Begin

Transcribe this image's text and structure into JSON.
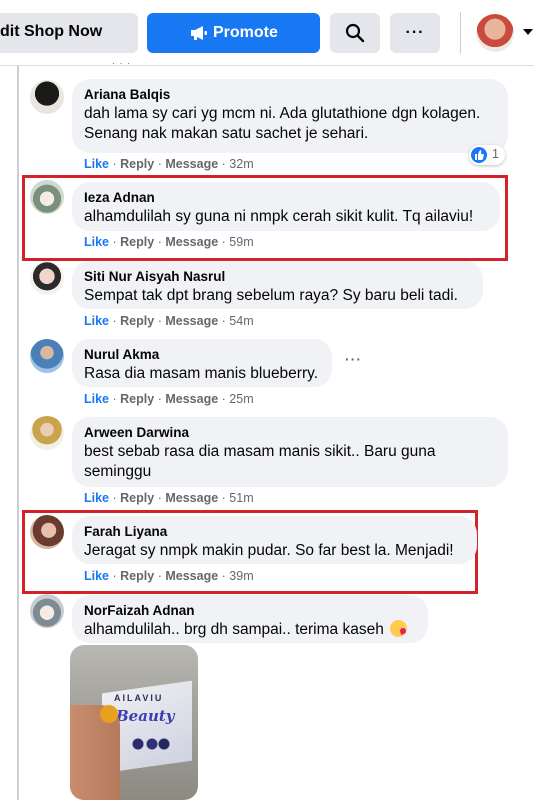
{
  "toolbar": {
    "edit_shop_label": "dit Shop Now",
    "promote_label": "Promote",
    "more_label": "···"
  },
  "thread": {
    "truncated_above": "· · ·"
  },
  "actions": {
    "like": "Like",
    "reply": "Reply",
    "message": "Message",
    "sep": "·"
  },
  "comments": [
    {
      "name": "Ariana Balqis",
      "text": "dah lama sy cari yg mcm ni. Ada glutathione dgn kolagen. Senang nak makan satu sachet je sehari.",
      "time": "32m",
      "reactions": "1",
      "highlighted": false
    },
    {
      "name": "Ieza Adnan",
      "text": "alhamdulilah sy guna ni nmpk cerah sikit kulit. Tq ailaviu!",
      "time": "59m",
      "highlighted": true
    },
    {
      "name": "Siti Nur Aisyah Nasrul",
      "text": "Sempat tak dpt brang sebelum raya? Sy baru beli tadi.",
      "time": "54m",
      "highlighted": false
    },
    {
      "name": "Nurul Akma",
      "text": "Rasa dia masam manis blueberry.",
      "time": "25m",
      "highlighted": false,
      "more": "···"
    },
    {
      "name": "Arween Darwina",
      "text": "best sebab rasa dia masam manis sikit.. Baru guna seminggu",
      "time": "51m",
      "highlighted": false
    },
    {
      "name": "Farah Liyana",
      "text": "Jeragat sy nmpk makin pudar. So far best la. Menjadi!",
      "time": "39m",
      "highlighted": true
    },
    {
      "name": "NorFaizah Adnan",
      "text": "alhamdulilah.. brg dh sampai.. terima kaseh",
      "emoji": "face-blowing-kiss",
      "highlighted": false
    }
  ],
  "attachment": {
    "brand": "AILAVIU",
    "product": "Beauty"
  },
  "colors": {
    "facebook_blue": "#1877f2",
    "bubble_grey": "#f0f2f5",
    "highlight_red": "#d2232a"
  }
}
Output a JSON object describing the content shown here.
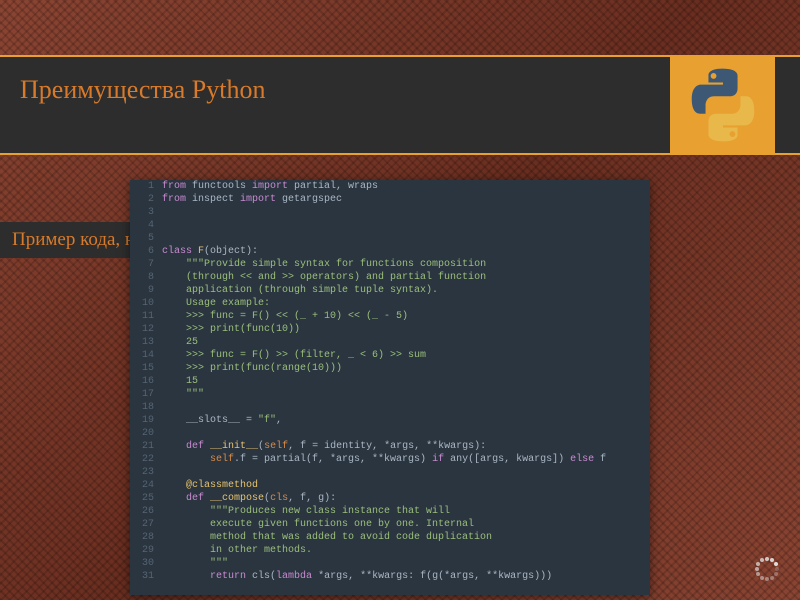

End

SET TASK: Are you able to set down all the lines above exactly, without any pictures?

EXPECTED ANSWER:
Transcribe this image's text and structure into JSON.
{
  "toolbar": {
    "edit_shop_label": "dit Shop Now",
    "promote_label": "Promote",
    "more_label": "···"
  },
  "thread": {
    "truncated_above": "· · ·"
  },
  "actions": {
    "like": "Like",
    "reply": "Reply",
    "message": "Message",
    "sep": "·"
  },
  "comments": [
    {
      "name": "Ariana Balqis",
      "text": "dah lama sy cari yg mcm ni. Ada glutathione dgn kolagen. Senang nak makan satu sachet je sehari.",
      "time": "32m",
      "reactions": "1",
      "highlighted": false
    },
    {
      "name": "Ieza Adnan",
      "text": "alhamdulilah sy guna ni nmpk cerah sikit kulit. Tq ailaviu!",
      "time": "59m",
      "highlighted": true
    },
    {
      "name": "Siti Nur Aisyah Nasrul",
      "text": "Sempat tak dpt brang sebelum raya? Sy baru beli tadi.",
      "time": "54m",
      "highlighted": false
    },
    {
      "name": "Nurul Akma",
      "text": "Rasa dia masam manis blueberry.",
      "time": "25m",
      "highlighted": false,
      "more": "···"
    },
    {
      "name": "Arween Darwina",
      "text": "best sebab rasa dia masam manis sikit.. Baru guna seminggu",
      "time": "51m",
      "highlighted": false
    },
    {
      "name": "Farah Liyana",
      "text": "Jeragat sy nmpk makin pudar. So far best la. Menjadi!",
      "time": "39m",
      "highlighted": true
    },
    {
      "name": "NorFaizah Adnan",
      "text": "alhamdulilah.. brg dh sampai.. terima kaseh",
      "emoji": "face-blowing-kiss",
      "highlighted": false
    }
  ],
  "attachment": {
    "brand": "AILAVIU",
    "product": "Beauty"
  },
  "colors": {
    "facebook_blue": "#1877f2",
    "bubble_grey": "#f0f2f5",
    "highlight_red": "#d2232a"
  }
}
Output a JSON object describing the content shown here.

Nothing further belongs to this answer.